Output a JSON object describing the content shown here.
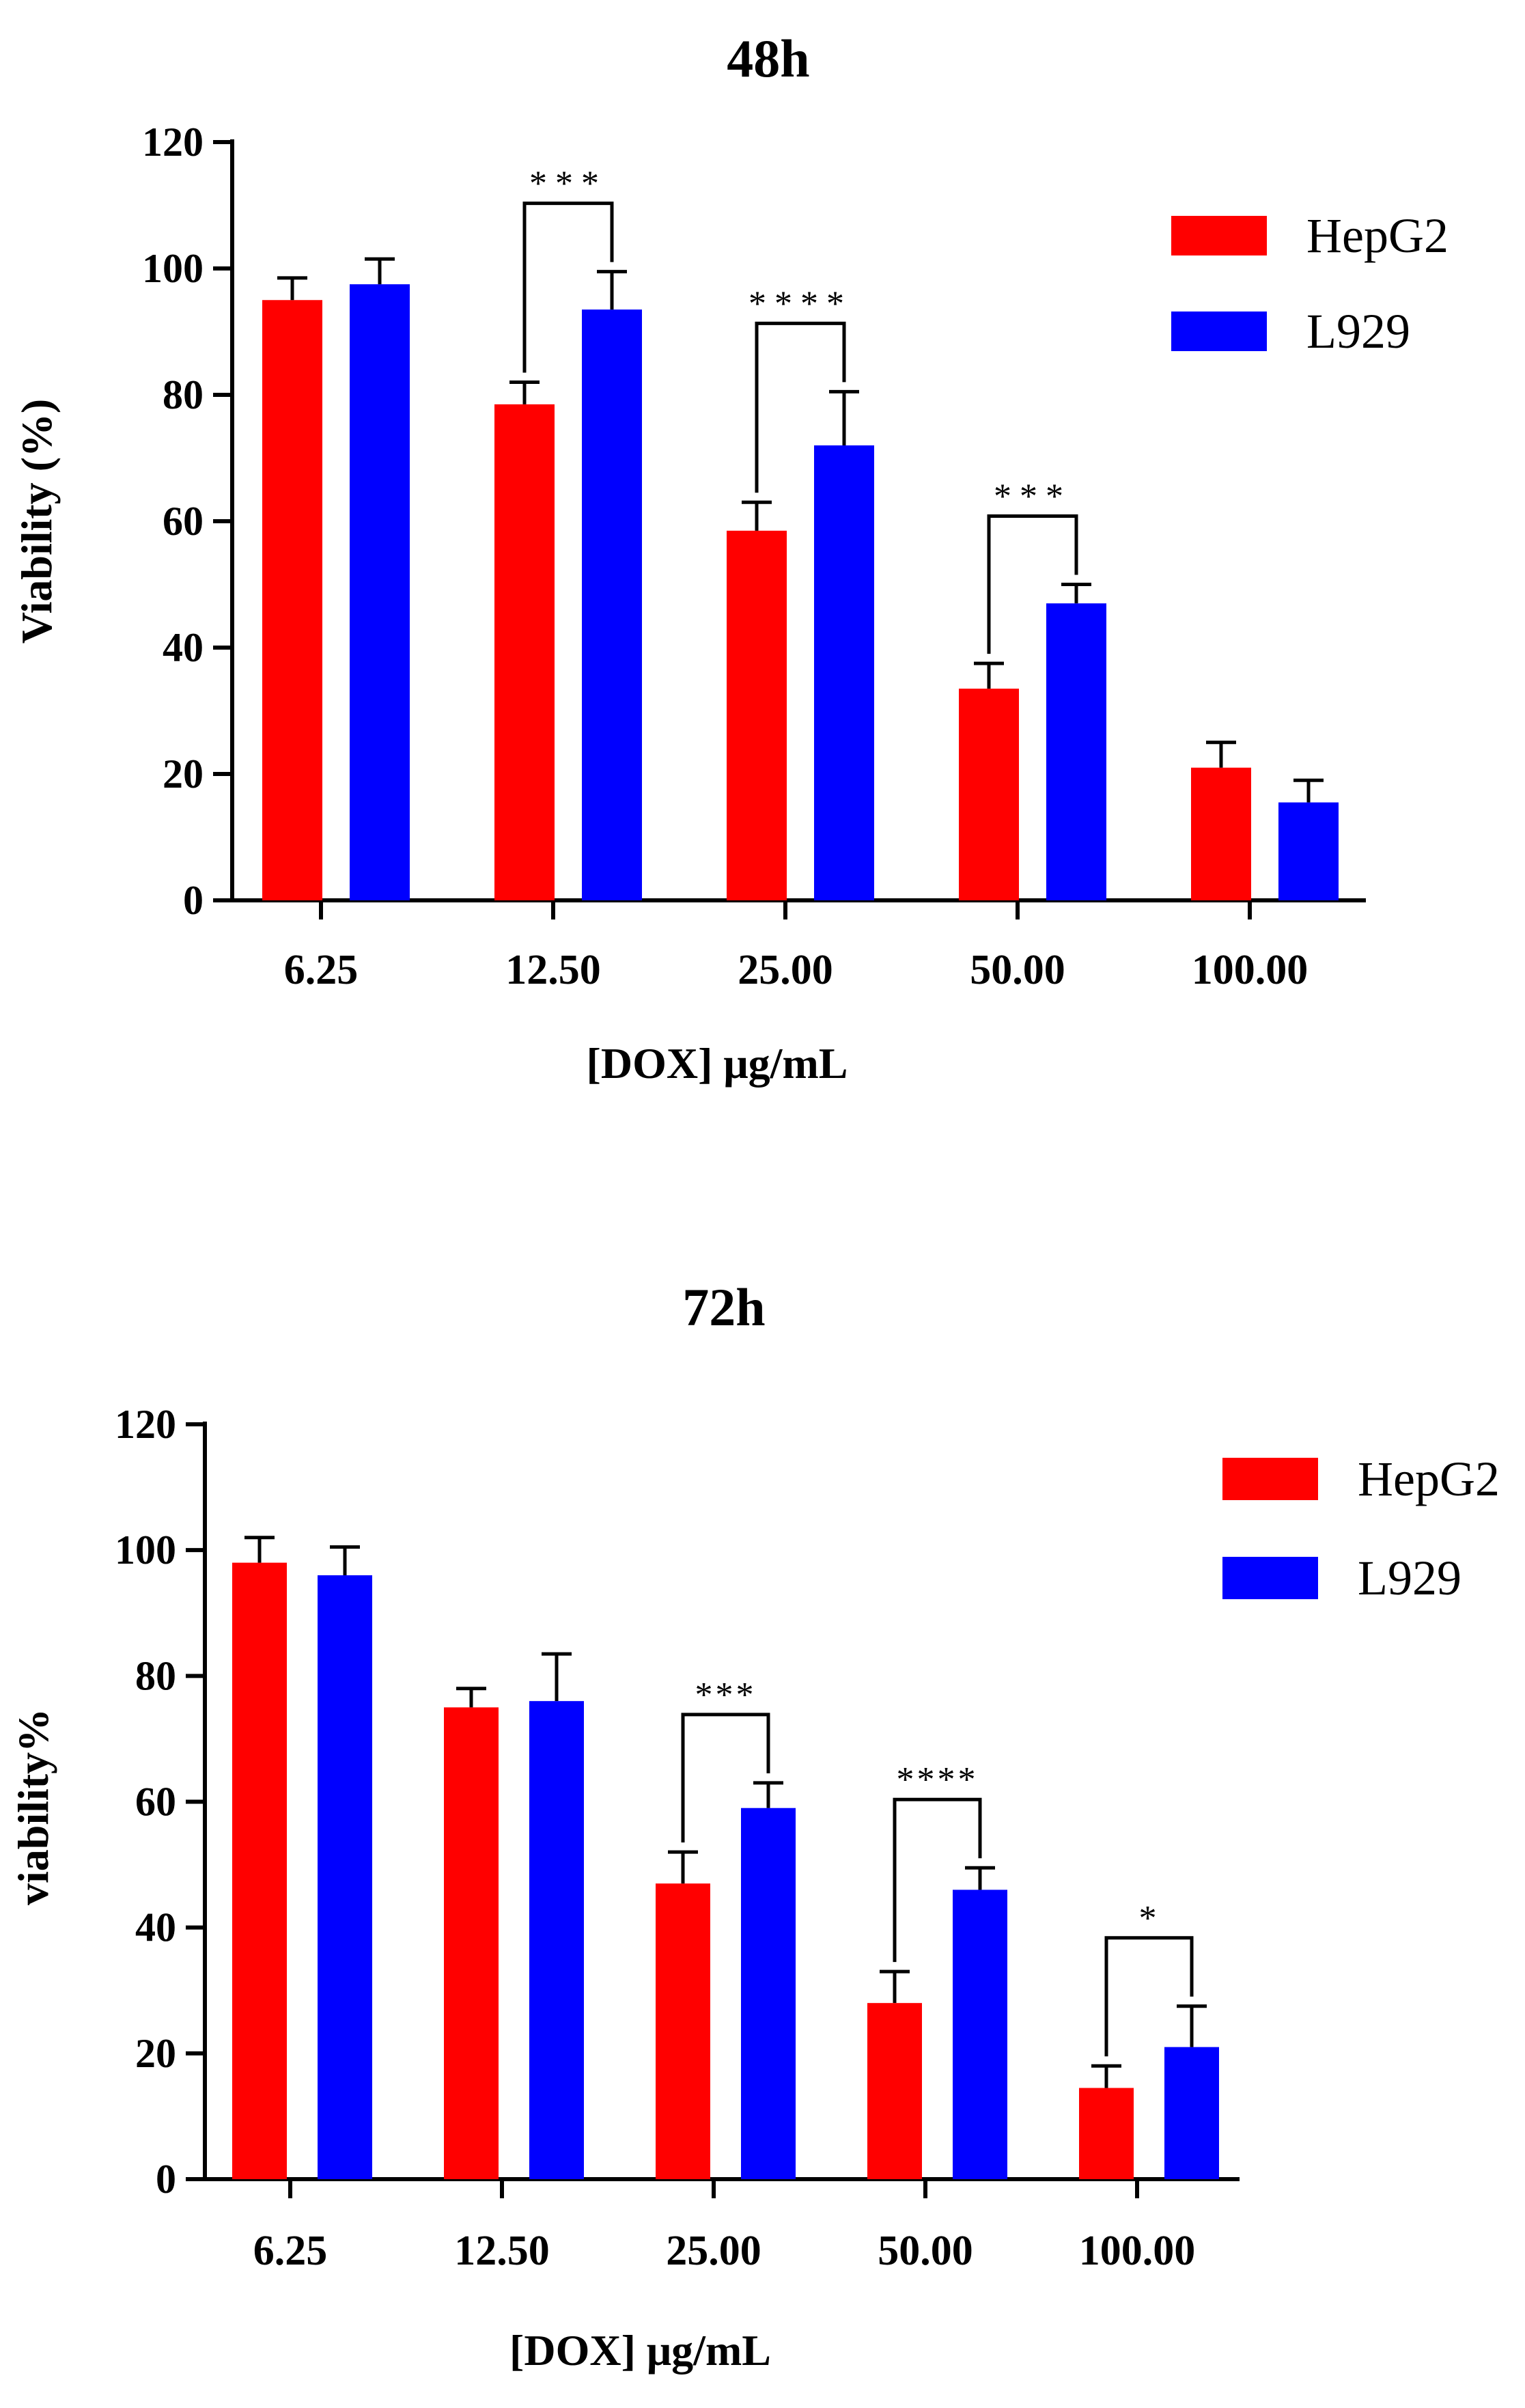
{
  "chart_data": [
    {
      "type": "bar",
      "title": "48h",
      "xlabel": "[DOX] μg/mL",
      "ylabel": "Viability (%)",
      "ylim": [
        0,
        120
      ],
      "yticks": [
        "0",
        "20",
        "40",
        "60",
        "80",
        "100",
        "120"
      ],
      "categories": [
        "6.25",
        "12.50",
        "25.00",
        "50.00",
        "100.00"
      ],
      "series": [
        {
          "name": "HepG2",
          "color": "#ff0000",
          "values": [
            95,
            78.5,
            58.5,
            33.5,
            21
          ],
          "errors": [
            3.5,
            3.5,
            4.5,
            4,
            4
          ]
        },
        {
          "name": "L929",
          "color": "#0000ff",
          "values": [
            97.5,
            93.5,
            72,
            47,
            15.5
          ],
          "errors": [
            4,
            6,
            8.5,
            3,
            3.5
          ]
        }
      ],
      "significance": [
        {
          "category": 1,
          "label": "***"
        },
        {
          "category": 2,
          "label": "****"
        },
        {
          "category": 3,
          "label": "***"
        }
      ],
      "legend": [
        "HepG2",
        "L929"
      ],
      "legend_position": "top-right"
    },
    {
      "type": "bar",
      "title": "72h",
      "xlabel": "[DOX] μg/mL",
      "ylabel": "viability%",
      "ylim": [
        0,
        120
      ],
      "yticks": [
        "0",
        "20",
        "40",
        "60",
        "80",
        "100",
        "120"
      ],
      "categories": [
        "6.25",
        "12.50",
        "25.00",
        "50.00",
        "100.00"
      ],
      "series": [
        {
          "name": "HepG2",
          "color": "#ff0000",
          "values": [
            98,
            75,
            47,
            28,
            14.5
          ],
          "errors": [
            4,
            3,
            5,
            5,
            3.5
          ]
        },
        {
          "name": "L929",
          "color": "#0000ff",
          "values": [
            96,
            76,
            59,
            46,
            21
          ],
          "errors": [
            4.5,
            7.5,
            4,
            3.5,
            6.5
          ]
        }
      ],
      "significance": [
        {
          "category": 2,
          "label": "***"
        },
        {
          "category": 3,
          "label": "****"
        },
        {
          "category": 4,
          "label": "*"
        }
      ],
      "legend": [
        "HepG2",
        "L929"
      ],
      "legend_position": "top-right"
    }
  ]
}
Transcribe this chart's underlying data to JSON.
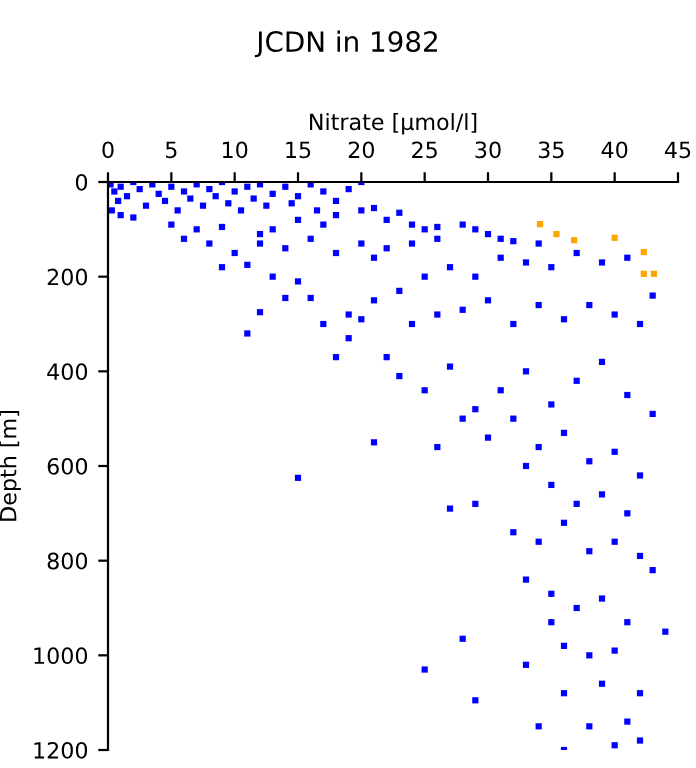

* * * * * * * * *

- _PROBLEM TO WORK ON_
Repeat each entry precisely as it appears. Leave the pictures out.

- _RESPONSE BELOW_
Output a JSON object describing the content shown here.
{
  "chart_data": [
    {
      "type": "bar",
      "title": "48h",
      "xlabel": "[DOX] μg/mL",
      "ylabel": "Viability (%)",
      "ylim": [
        0,
        120
      ],
      "yticks": [
        "0",
        "20",
        "40",
        "60",
        "80",
        "100",
        "120"
      ],
      "categories": [
        "6.25",
        "12.50",
        "25.00",
        "50.00",
        "100.00"
      ],
      "series": [
        {
          "name": "HepG2",
          "color": "#ff0000",
          "values": [
            95,
            78.5,
            58.5,
            33.5,
            21
          ],
          "errors": [
            3.5,
            3.5,
            4.5,
            4,
            4
          ]
        },
        {
          "name": "L929",
          "color": "#0000ff",
          "values": [
            97.5,
            93.5,
            72,
            47,
            15.5
          ],
          "errors": [
            4,
            6,
            8.5,
            3,
            3.5
          ]
        }
      ],
      "significance": [
        {
          "category": 1,
          "label": "***"
        },
        {
          "category": 2,
          "label": "****"
        },
        {
          "category": 3,
          "label": "***"
        }
      ],
      "legend": [
        "HepG2",
        "L929"
      ],
      "legend_position": "top-right"
    },
    {
      "type": "bar",
      "title": "72h",
      "xlabel": "[DOX] μg/mL",
      "ylabel": "viability%",
      "ylim": [
        0,
        120
      ],
      "yticks": [
        "0",
        "20",
        "40",
        "60",
        "80",
        "100",
        "120"
      ],
      "categories": [
        "6.25",
        "12.50",
        "25.00",
        "50.00",
        "100.00"
      ],
      "series": [
        {
          "name": "HepG2",
          "color": "#ff0000",
          "values": [
            98,
            75,
            47,
            28,
            14.5
          ],
          "errors": [
            4,
            3,
            5,
            5,
            3.5
          ]
        },
        {
          "name": "L929",
          "color": "#0000ff",
          "values": [
            96,
            76,
            59,
            46,
            21
          ],
          "errors": [
            4.5,
            7.5,
            4,
            3.5,
            6.5
          ]
        }
      ],
      "significance": [
        {
          "category": 2,
          "label": "***"
        },
        {
          "category": 3,
          "label": "****"
        },
        {
          "category": 4,
          "label": "*"
        }
      ],
      "legend": [
        "HepG2",
        "L929"
      ],
      "legend_position": "top-right"
    }
  ]
}
Transcribe this chart's underlying data to JSON.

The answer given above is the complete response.